▶ _WORK INSTRUCTIONS_
Put the lines below into a numbered list, leaving out blank lines and pictures.

▶ _DATASET EXTRACT_
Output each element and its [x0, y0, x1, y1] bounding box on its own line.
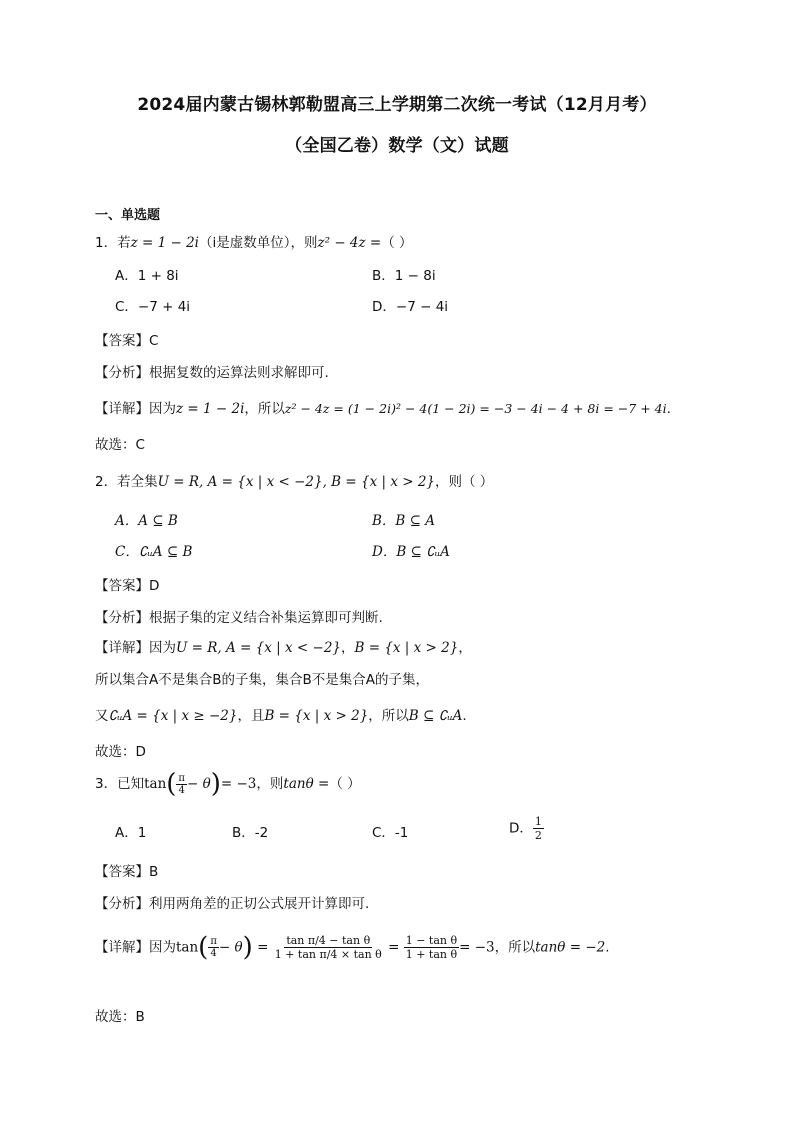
q1-option-d: D．−7 − 4i	[372, 299, 449, 315]
q2-answer: 【答案】D	[95, 578, 160, 594]
q3-option-d: D． $\frac{1}{2}$	[509, 815, 542, 842]
q1-choice: 故选：C	[95, 437, 145, 453]
q3-pi-over-4: $\frac{\pi}{4}$	[178, 772, 185, 796]
q2-detail-line-2: 所以集合A不是集合B的子集，集合B不是集合A的子集，	[95, 672, 429, 688]
q3-choice: 故选：B	[95, 1009, 145, 1025]
q3-option-c: C．-1	[372, 825, 409, 841]
q3-answer: 【答案】B	[95, 864, 159, 880]
title-line-2: （全国乙卷）数学（文）试题	[285, 136, 509, 156]
q3-tan-difference-fraction: $\frac{\text{tan π/4 − tan θ}}{\text{1 + tan π/4 × tan θ}}$	[274, 934, 382, 961]
q1-detail: 【详解】因为z = 1 − 2i，所以z² − 4z = (1 − 2i)² − 4(1 − 2i) = −3 − 4i − 4 + 8i = −7 + 4i.	[95, 401, 671, 417]
q2-stem: 2．若全集U = R, A = {x | x < −2}, B = {x | x > 2}，则（ ）	[95, 474, 494, 490]
q3-option-a: A．1	[115, 825, 147, 841]
q2-choice: 故选：D	[95, 744, 146, 760]
q2-analysis: 【分析】根据子集的定义结合补集运算即可判断.	[95, 610, 383, 626]
q1-option-a: A．1 + 8i	[115, 268, 179, 284]
q3-detail: 【详解】因为tan( $\frac{\pi}{4}$ − θ) = $\frac{\text{tan π/4 − tan θ}}{\text{1 + tan π/4 × tan θ}}$ = $\frac{\text{1 − tan θ}}{\text{1 + tan θ}}$ = −3，所以tanθ = −2.	[95, 932, 610, 963]
title-line-1: 2024届内蒙古锡林郭勒盟高三上学期第二次统一考试（12月月考）	[137, 95, 657, 115]
q1-answer: 【答案】C	[95, 333, 159, 349]
q3-option-b: B．-2	[232, 825, 269, 841]
q1-analysis: 【分析】根据复数的运算法则求解即可.	[95, 365, 329, 381]
section-heading: 一、单选题	[95, 208, 161, 223]
q1-option-c: C．−7 + 4i	[115, 299, 191, 315]
q1-stem: 1．若z = 1 − 2i（i是虚数单位），则z² − 4z =（ ）	[95, 235, 413, 251]
q3-analysis: 【分析】利用两角差的正切公式展开计算即可.	[95, 896, 370, 912]
q2-option-c: C．∁ᵤA ⊆ B	[115, 544, 193, 560]
q1-option-b: B．1 − 8i	[372, 268, 436, 284]
q3-stem: 3．已知tan( $\frac{\pi}{4}$ − θ)= −3，则tanθ =（ ）	[95, 769, 361, 799]
q2-option-b: B．B ⊆ A	[372, 513, 435, 529]
q3-simplified-fraction: $\frac{\text{1 − tan θ}}{\text{1 + tan θ}}$	[405, 934, 458, 961]
q2-option-a: A．A ⊆ B	[115, 513, 178, 529]
q2-detail-line-3: 又∁ᵤA = {x | x ≥ −2}，且B = {x | x > 2}，所以B ⊆ ∁ᵤA.	[95, 708, 467, 724]
q2-option-d: D．B ⊆ ∁ᵤA	[372, 544, 450, 560]
q3-option-d-fraction: $\frac{1}{2}$	[534, 815, 542, 842]
q2-detail: 【详解】因为U = R, A = {x | x < −2}，B = {x | x > 2}，	[95, 640, 472, 656]
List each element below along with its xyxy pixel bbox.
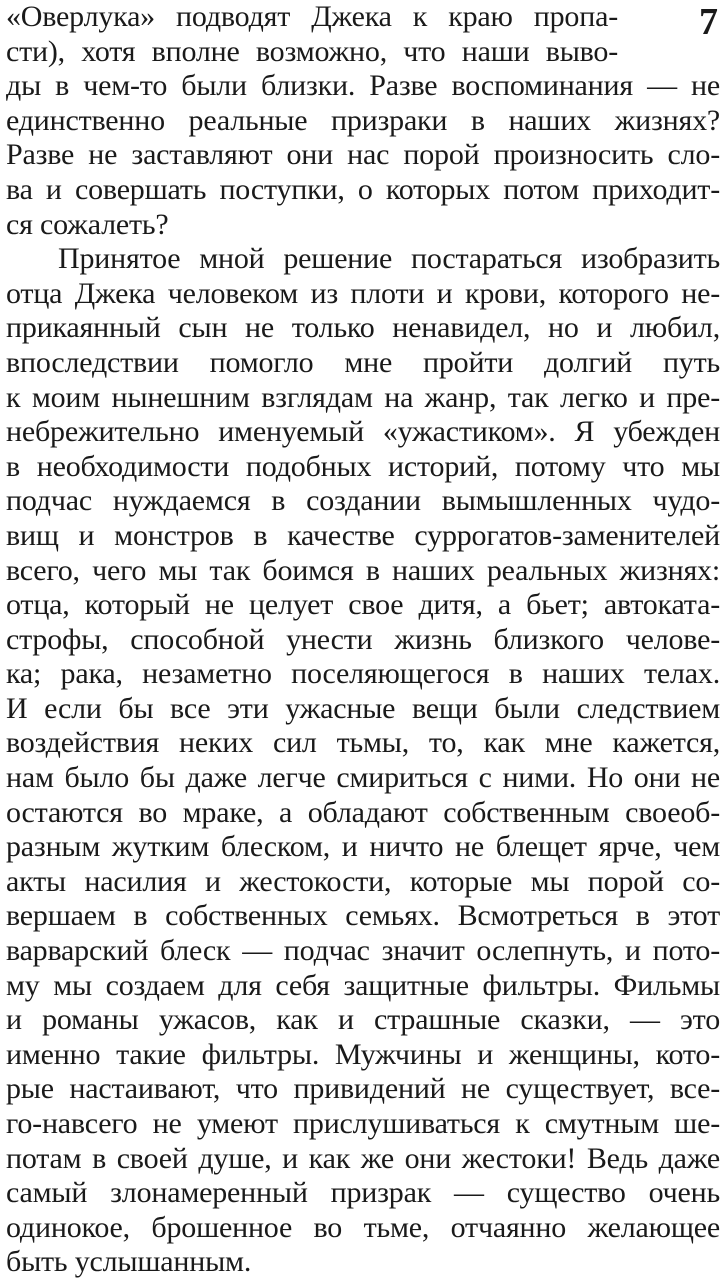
text-line: самый злонамеренный призрак — существо очень [6, 1176, 720, 1210]
text-line: акты насилия и жестокости, которые мы порой со- [6, 864, 720, 898]
text-line: впоследствии помогло мне пройти долгий путь [6, 345, 720, 379]
text-line: и романы ужасов, как и страшные сказки, — это [6, 1003, 720, 1037]
text-line: небрежительно именуемый «ужастиком». Я убежден [6, 415, 720, 449]
text-line: отца Джека человеком из плоти и крови, которого не- [6, 276, 720, 310]
text-line: вищ и монстров в качестве суррогатов-заменителей [6, 518, 720, 552]
text-line: единственно реальные призраки в наших жизнях? [6, 103, 720, 137]
text-line: «Оверлука» подводят Джека к краю пропа- [6, 0, 618, 33]
text-line: ва и совершать поступки, о которых потом приходит- [6, 172, 720, 206]
text-line: Разве не заставляют они нас порой произносить сло- [6, 138, 720, 172]
text-line: ся сожалеть? [6, 207, 169, 241]
text-line: воздействия неких сил тьмы, то, как мне кажется, [6, 726, 720, 760]
text-line: ды в чем-то были близки. Разве воспоминания — не [6, 69, 720, 103]
text-line: одинокое, брошенное во тьме, отчаянно желающее [6, 1210, 720, 1244]
text-line: быть услышанным. [6, 1245, 252, 1279]
text-line: потам в своей душе, и как же они жестоки! Ведь даже [6, 1141, 720, 1175]
text-line: му мы создаем для себя защитные фильтры. Фильмы [6, 968, 720, 1002]
text-line: нам было бы даже легче смириться с ними. Но они не [6, 761, 720, 795]
text-line: разным жутким блеском, и ничто не блещет ярче, чем [6, 830, 720, 864]
body-text [6, 0, 720, 1280]
text-line: го-навсего не умеют прислушиваться к смутным ше- [6, 1107, 720, 1140]
text-line: отца, который не целует свое дитя, а бьет; автоката- [6, 588, 720, 622]
text-line: остаются во мраке, а обладают собственным своеоб- [6, 795, 720, 829]
text-line: вершаем в собственных семьях. Всмотреться в этот [6, 899, 720, 933]
text-line: всего, чего мы так боимся в наших реальных жизнях: [6, 553, 720, 587]
text-line: подчас нуждаемся в создании вымышленных чудо- [6, 484, 720, 518]
text-line: И если бы все эти ужасные вещи были следствием [6, 691, 720, 725]
text-line: рые настаивают, что привидений не существует, все- [6, 1072, 720, 1106]
text-line: именно такие фильтры. Мужчины и женщины, кото- [6, 1037, 720, 1071]
text-line: строфы, способной унести жизнь близкого челове- [6, 622, 720, 656]
text-line: сти), хотя вполне возможно, что наши выво- [6, 34, 618, 68]
text-line: к моим нынешним взглядам на жанр, так легко и пре- [6, 380, 720, 414]
text-line: ка; рака, незаметно поселяющегося в наших телах. [6, 657, 720, 691]
text-line: Принятое мной решение постараться изобразить [58, 242, 720, 276]
text-line: в необходимости подобных историй, потому что мы [6, 449, 720, 483]
page-number: 7 [699, 1, 718, 43]
text-line: прикаянный сын не только ненавидел, но и любил, [6, 311, 720, 345]
text-line: варварский блеск — подчас значит ослепнуть, и пото- [6, 934, 720, 968]
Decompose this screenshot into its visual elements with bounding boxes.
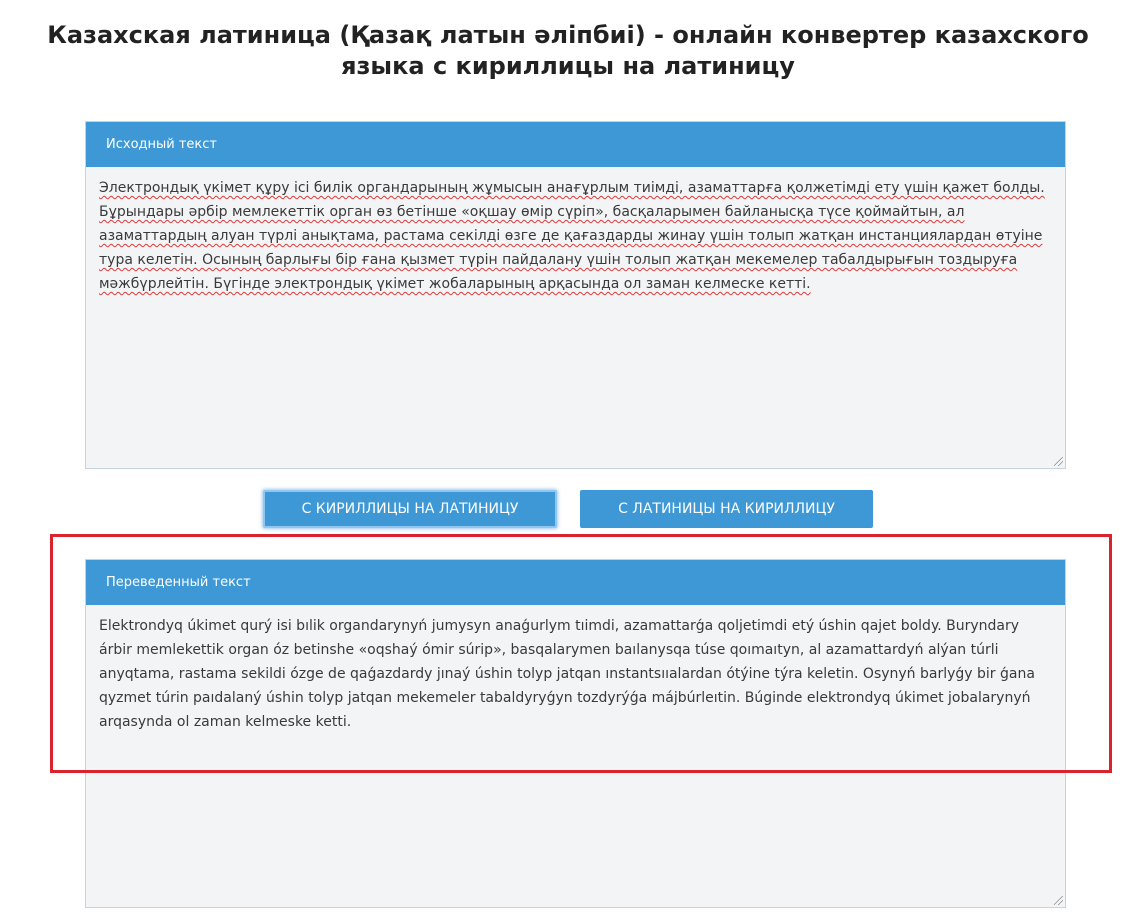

▶ _WRITTEN SOLUTION_
1. Output each element and its [x0, y0, x1, y1] bounding box on its own line.
2. q1-option-d: D．−7 − 4i	[372, 299, 449, 315]
3. q2-answer: 【答案】D	[95, 578, 160, 594]
4. q3-option-d: D． $\frac{1}{2}$	[509, 815, 542, 842]
5. q1-choice: 故选：C	[95, 437, 145, 453]
6. q3-pi-over-4: $\frac{\pi}{4}$	[178, 772, 185, 796]
7. q2-detail-line-2: 所以集合A不是集合B的子集，集合B不是集合A的子集，	[95, 672, 429, 688]
8. q3-choice: 故选：B	[95, 1009, 145, 1025]
9. q3-option-c: C．-1	[372, 825, 409, 841]
10. q3-answer: 【答案】B	[95, 864, 159, 880]
11. title-line-2: （全国乙卷）数学（文）试题	[285, 136, 509, 156]
12. q3-tan-difference-fraction: $\frac{\text{tan π/4 − tan θ}}{\text{1 + tan π/4 × tan θ}}$	[274, 934, 382, 961]
13. q1-detail: 【详解】因为z = 1 − 2i，所以z² − 4z = (1 − 2i)² − 4(1 − 2i) = −3 − 4i − 4 + 8i = −7 + 4i.	[95, 401, 671, 417]
14. q2-stem: 2．若全集U = R, A = {x | x < −2}, B = {x | x > 2}，则（ ）	[95, 474, 494, 490]
15. q3-option-a: A．1	[115, 825, 147, 841]
16. q2-choice: 故选：D	[95, 744, 146, 760]
17. q2-analysis: 【分析】根据子集的定义结合补集运算即可判断.	[95, 610, 383, 626]
18. q1-option-a: A．1 + 8i	[115, 268, 179, 284]
19. q3-detail: 【详解】因为tan( $\frac{\pi}{4}$ − θ) = $\frac{\text{tan π/4 − tan θ}}{\text{1 + tan π/4 × tan θ}}$ = $\frac{\text{1 − tan θ}}{\text{1 + tan θ}}$ = −3，所以tanθ = −2.	[95, 932, 610, 963]
20. title-line-1: 2024届内蒙古锡林郭勒盟高三上学期第二次统一考试（12月月考）	[137, 95, 657, 115]
21. q1-answer: 【答案】C	[95, 333, 159, 349]
22. q3-option-b: B．-2	[232, 825, 269, 841]
23. q1-analysis: 【分析】根据复数的运算法则求解即可.	[95, 365, 329, 381]
24. section-heading: 一、单选题	[95, 208, 161, 223]
25. q1-option-c: C．−7 + 4i	[115, 299, 191, 315]
26. q1-stem: 1．若z = 1 − 2i（i是虚数单位），则z² − 4z =（ ）	[95, 235, 413, 251]
27. q3-analysis: 【分析】利用两角差的正切公式展开计算即可.	[95, 896, 370, 912]
28. q2-option-c: C．∁ᵤA ⊆ B	[115, 544, 193, 560]
29. q1-option-b: B．1 − 8i	[372, 268, 436, 284]
30. q3-stem: 3．已知tan( $\frac{\pi}{4}$ − θ)= −3，则tanθ =（ ）	[95, 769, 361, 799]
31. q2-option-b: B．B ⊆ A	[372, 513, 435, 529]
32. q3-simplified-fraction: $\frac{\text{1 − tan θ}}{\text{1 + tan θ}}$	[405, 934, 458, 961]
33. q2-option-a: A．A ⊆ B	[115, 513, 178, 529]
34. q2-detail-line-3: 又∁ᵤA = {x | x ≥ −2}，且B = {x | x > 2}，所以B ⊆ ∁ᵤA.	[95, 708, 467, 724]
35. q2-option-d: D．B ⊆ ∁ᵤA	[372, 544, 450, 560]
36. q3-option-d-fraction: $\frac{1}{2}$	[534, 815, 542, 842]
37. q2-detail: 【详解】因为U = R, A = {x | x < −2}，B = {x | x > 2}，	[95, 640, 472, 656]
38. List each element below along with its xyxy pixel bbox.
39. text-line: самый злонамеренный призрак — существо очень [6, 1176, 720, 1210]
40. text-line: акты насилия и жестокости, которые мы порой со- [6, 864, 720, 898]
41. text-line: впоследствии помогло мне пройти долгий путь [6, 345, 720, 379]
42. text-line: и романы ужасов, как и страшные сказки, — это [6, 1003, 720, 1037]
43. text-line: небрежительно именуемый «ужастиком». Я убежден [6, 415, 720, 449]
44. text-line: отца Джека человеком из плоти и крови, которого не- [6, 276, 720, 310]
45. text-line: вищ и монстров в качестве суррогатов-заменителей [6, 518, 720, 552]
46. text-line: единственно реальные призраки в наших жизнях? [6, 103, 720, 137]
47. text-line: «Оверлука» подводят Джека к краю пропа- [6, 0, 618, 33]
48. text-line: ва и совершать поступки, о которых потом приходит- [6, 172, 720, 206]
49. text-line: Разве не заставляют они нас порой произносить сло- [6, 138, 720, 172]
50. text-line: ся сожалеть? [6, 207, 169, 241]
51. text-line: воздействия неких сил тьмы, то, как мне кажется, [6, 726, 720, 760]
52. text-line: ды в чем-то были близки. Разве воспоминания — не [6, 69, 720, 103]
53. text-line: одинокое, брошенное во тьме, отчаянно желающее [6, 1210, 720, 1244]
54. text-line: быть услышанным. [6, 1245, 252, 1279]
55. text-line: потам в своей душе, и как же они жестоки! Ведь даже [6, 1141, 720, 1175]
56. text-line: му мы создаем для себя защитные фильтры. Фильмы [6, 968, 720, 1002]
57. text-line: нам было бы даже легче смириться с ними. Но они не [6, 761, 720, 795]
58. text-line: разным жутким блеском, и ничто не блещет ярче, чем [6, 830, 720, 864]
59. body-text [6, 0, 720, 1280]
60. text-line: го-навсего не умеют прислушиваться к смутным ше- [6, 1107, 720, 1140]
61. text-line: отца, который не целует свое дитя, а бьет; автоката- [6, 588, 720, 622]
62. text-line: остаются во мраке, а обладают собственным своеоб- [6, 795, 720, 829]
63. text-line: вершаем в собственных семьях. Всмотреться в этот [6, 899, 720, 933]
64. text-line: всего, чего мы так боимся в наших реальных жизнях: [6, 553, 720, 587]
65. text-line: подчас нуждаемся в создании вымышленных чудо- [6, 484, 720, 518]
66. text-line: И если бы все эти ужасные вещи были следствием [6, 691, 720, 725]
67. text-line: рые настаивают, что привидений не существует, все- [6, 1072, 720, 1106]
68. text-line: именно такие фильтры. Мужчины и женщины, кото- [6, 1037, 720, 1071]
69. text-line: строфы, способной унести жизнь близкого челове- [6, 622, 720, 656]
70. text-line: сти), хотя вполне возможно, что наши выво- [6, 34, 618, 68]
71. text-line: к моим нынешним взглядам на жанр, так легко и пре- [6, 380, 720, 414]
72. text-line: ка; рака, незаметно поселяющегося в наших телах. [6, 657, 720, 691]
73. text-line: Принятое мной решение постараться изобразить [58, 242, 720, 276]
74. text-line: в необходимости подобных историй, потому что мы [6, 449, 720, 483]
75. page-number: 7 [699, 1, 718, 43]
76. text-line: прикаянный сын не только ненавидел, но и любил, [6, 311, 720, 345]
77. text-line: варварский блеск — подчас значит ослепнуть, и пото- [6, 934, 720, 968]
78. Decompose this screenshot into its visual elements with bounding boxes.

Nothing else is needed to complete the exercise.